▸ Text shown
********************
1. What I learned
a. for e in ‘String’
When I use “for e in ‘String’”, e means each character in ‘String’.
ex)
for e in 'Hello'
print (e)
–> H,e,l,l,o (actually, each character is printed on each line)
b. count() method
This method counts ‘keyword’ in ‘target’.
ex) ‘target’.count(‘keyword’)
cf) I can use either ‘ ‘ or “ “
c. map() method
This method executes ‘function’ in ‘target’.
ex) map(‘function’, ‘target’)
c. sum() method
This adds everything in ().
ex)
list = [1,2,3]
print (sum(list))
–> 6 is printed.
2. How I sloved
I have to count the number of each character of J in S. So I use a ‘for loop’. The number of repetitions of ‘for loop’ was the number of characters in J. And for each loop, the frequency of each charater in S was added.
********************
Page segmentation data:
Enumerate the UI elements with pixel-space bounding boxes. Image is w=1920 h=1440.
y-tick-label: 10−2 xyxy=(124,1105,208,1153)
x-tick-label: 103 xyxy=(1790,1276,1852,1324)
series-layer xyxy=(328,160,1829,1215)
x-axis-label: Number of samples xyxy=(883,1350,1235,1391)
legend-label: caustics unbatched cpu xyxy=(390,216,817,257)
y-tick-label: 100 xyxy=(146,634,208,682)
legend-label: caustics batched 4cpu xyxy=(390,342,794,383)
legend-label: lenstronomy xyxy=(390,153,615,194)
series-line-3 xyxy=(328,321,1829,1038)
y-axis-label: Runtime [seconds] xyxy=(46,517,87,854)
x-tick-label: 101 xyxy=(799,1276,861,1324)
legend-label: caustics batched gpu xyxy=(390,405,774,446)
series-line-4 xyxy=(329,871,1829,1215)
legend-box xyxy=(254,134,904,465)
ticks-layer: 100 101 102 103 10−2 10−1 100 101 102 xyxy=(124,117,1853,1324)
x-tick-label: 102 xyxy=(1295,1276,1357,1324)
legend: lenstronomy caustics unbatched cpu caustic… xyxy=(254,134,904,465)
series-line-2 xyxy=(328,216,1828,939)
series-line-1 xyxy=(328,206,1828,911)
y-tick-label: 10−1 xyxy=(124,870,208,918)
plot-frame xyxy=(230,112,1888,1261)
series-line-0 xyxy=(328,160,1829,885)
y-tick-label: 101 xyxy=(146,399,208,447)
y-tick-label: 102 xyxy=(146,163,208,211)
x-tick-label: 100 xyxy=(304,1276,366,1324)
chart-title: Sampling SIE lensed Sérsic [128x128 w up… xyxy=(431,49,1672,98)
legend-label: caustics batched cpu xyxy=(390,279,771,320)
********************
▸ Assignment 1
From the Python study notes above, extract the passage starting with "b. count() method" and going on through "print (sum(list))".
▸ Assignment 2
Extend the Python study notes above by writing what comes after their final sentence.

▸ Exercise result 1
b. count() method
This method counts ‘keyword’ in ‘target’.
ex) ‘target’.count(‘keyword’)
cf) I can use either ‘ ‘ or “ “
c. map() method
This method executes ‘function’ in ‘target’.
ex) map(‘function’, ‘target’)
c. sum() method
This adds everything in ().
ex)
list = [1,2,3]
print (sum(list))

▸ Exercise result 2
3. Code
class Solution:
def numJewelsInStones(self, J: str, S: str) -> int:
numOfJew = 0
for e in J:
numOfJew += S.count(e)
return numOfJew
class Solution:
def numJewelsInStones(self, J: str, S: str) -> int:
return sum(map(J.count, S))
4. Result
Runtime : 24 ms(88.17%), Memory usage : 12.7 MB(100.00%)
(Runtime can be different by a system even if it is a same code.)